◆ EXERCISE: Every line with the string "Trace" should be gathered.

══ RECORDS FOR PROCESSING ══

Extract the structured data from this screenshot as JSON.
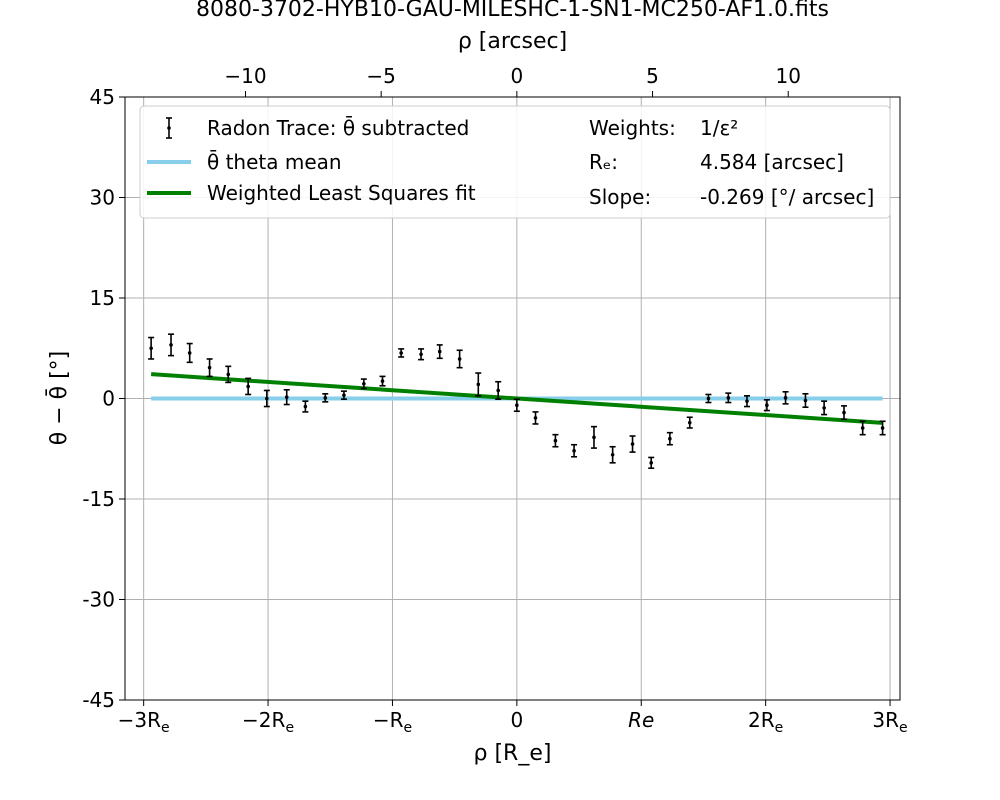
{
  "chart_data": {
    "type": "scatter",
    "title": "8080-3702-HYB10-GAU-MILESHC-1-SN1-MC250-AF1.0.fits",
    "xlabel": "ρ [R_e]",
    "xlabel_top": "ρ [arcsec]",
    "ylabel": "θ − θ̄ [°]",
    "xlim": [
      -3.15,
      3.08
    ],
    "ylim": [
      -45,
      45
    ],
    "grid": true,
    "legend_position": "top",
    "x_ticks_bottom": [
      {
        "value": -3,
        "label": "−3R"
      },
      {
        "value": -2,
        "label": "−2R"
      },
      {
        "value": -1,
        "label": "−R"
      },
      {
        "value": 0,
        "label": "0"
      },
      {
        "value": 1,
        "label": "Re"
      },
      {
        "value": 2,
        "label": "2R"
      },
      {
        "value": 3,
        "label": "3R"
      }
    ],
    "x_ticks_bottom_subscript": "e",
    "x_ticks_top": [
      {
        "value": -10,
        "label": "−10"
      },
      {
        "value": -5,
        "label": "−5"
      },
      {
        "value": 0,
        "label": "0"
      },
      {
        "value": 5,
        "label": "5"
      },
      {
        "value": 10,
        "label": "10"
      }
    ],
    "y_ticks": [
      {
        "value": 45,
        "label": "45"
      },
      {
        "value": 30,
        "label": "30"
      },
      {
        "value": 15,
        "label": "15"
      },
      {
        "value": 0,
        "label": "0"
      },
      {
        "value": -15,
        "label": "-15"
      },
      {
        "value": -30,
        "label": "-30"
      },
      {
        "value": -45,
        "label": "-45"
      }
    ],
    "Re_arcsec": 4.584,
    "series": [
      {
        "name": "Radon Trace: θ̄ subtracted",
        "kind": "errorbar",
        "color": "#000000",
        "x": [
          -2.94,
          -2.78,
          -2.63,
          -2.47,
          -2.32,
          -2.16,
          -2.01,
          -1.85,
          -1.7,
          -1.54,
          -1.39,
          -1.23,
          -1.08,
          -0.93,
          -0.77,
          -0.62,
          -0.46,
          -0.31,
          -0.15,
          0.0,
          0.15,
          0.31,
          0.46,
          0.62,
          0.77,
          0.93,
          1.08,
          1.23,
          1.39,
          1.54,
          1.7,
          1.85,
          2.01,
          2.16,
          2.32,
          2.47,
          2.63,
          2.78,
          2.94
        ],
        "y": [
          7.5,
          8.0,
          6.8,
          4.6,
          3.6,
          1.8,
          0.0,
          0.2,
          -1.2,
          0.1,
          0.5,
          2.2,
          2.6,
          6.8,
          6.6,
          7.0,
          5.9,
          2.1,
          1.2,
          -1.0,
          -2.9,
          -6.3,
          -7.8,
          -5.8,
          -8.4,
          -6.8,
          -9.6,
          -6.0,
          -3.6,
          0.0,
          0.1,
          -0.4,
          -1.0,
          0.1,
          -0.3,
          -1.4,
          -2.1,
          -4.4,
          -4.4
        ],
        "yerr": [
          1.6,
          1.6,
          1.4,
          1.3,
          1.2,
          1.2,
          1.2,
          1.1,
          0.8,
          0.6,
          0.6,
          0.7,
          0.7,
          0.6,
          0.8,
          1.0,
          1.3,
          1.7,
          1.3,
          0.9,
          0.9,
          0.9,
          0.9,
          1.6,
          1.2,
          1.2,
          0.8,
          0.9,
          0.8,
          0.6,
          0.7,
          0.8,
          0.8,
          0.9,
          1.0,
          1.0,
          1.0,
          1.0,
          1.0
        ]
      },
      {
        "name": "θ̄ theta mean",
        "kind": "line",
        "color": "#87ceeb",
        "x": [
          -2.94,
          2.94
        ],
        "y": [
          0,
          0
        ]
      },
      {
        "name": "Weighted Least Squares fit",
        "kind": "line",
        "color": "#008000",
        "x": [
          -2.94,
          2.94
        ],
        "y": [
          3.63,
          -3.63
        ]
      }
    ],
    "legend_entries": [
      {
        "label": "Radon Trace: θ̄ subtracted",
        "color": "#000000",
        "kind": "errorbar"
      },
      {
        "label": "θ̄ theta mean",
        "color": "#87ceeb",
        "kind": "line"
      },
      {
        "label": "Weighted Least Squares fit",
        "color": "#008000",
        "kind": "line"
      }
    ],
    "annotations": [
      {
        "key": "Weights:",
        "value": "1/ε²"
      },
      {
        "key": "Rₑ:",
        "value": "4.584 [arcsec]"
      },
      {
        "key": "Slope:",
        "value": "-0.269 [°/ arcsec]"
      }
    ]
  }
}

═══

◆ WRITTEN REPLY:
        "name": "Radon Trace: θ̄ subtracted",
        "label": "Radon Trace: θ̄ subtracted",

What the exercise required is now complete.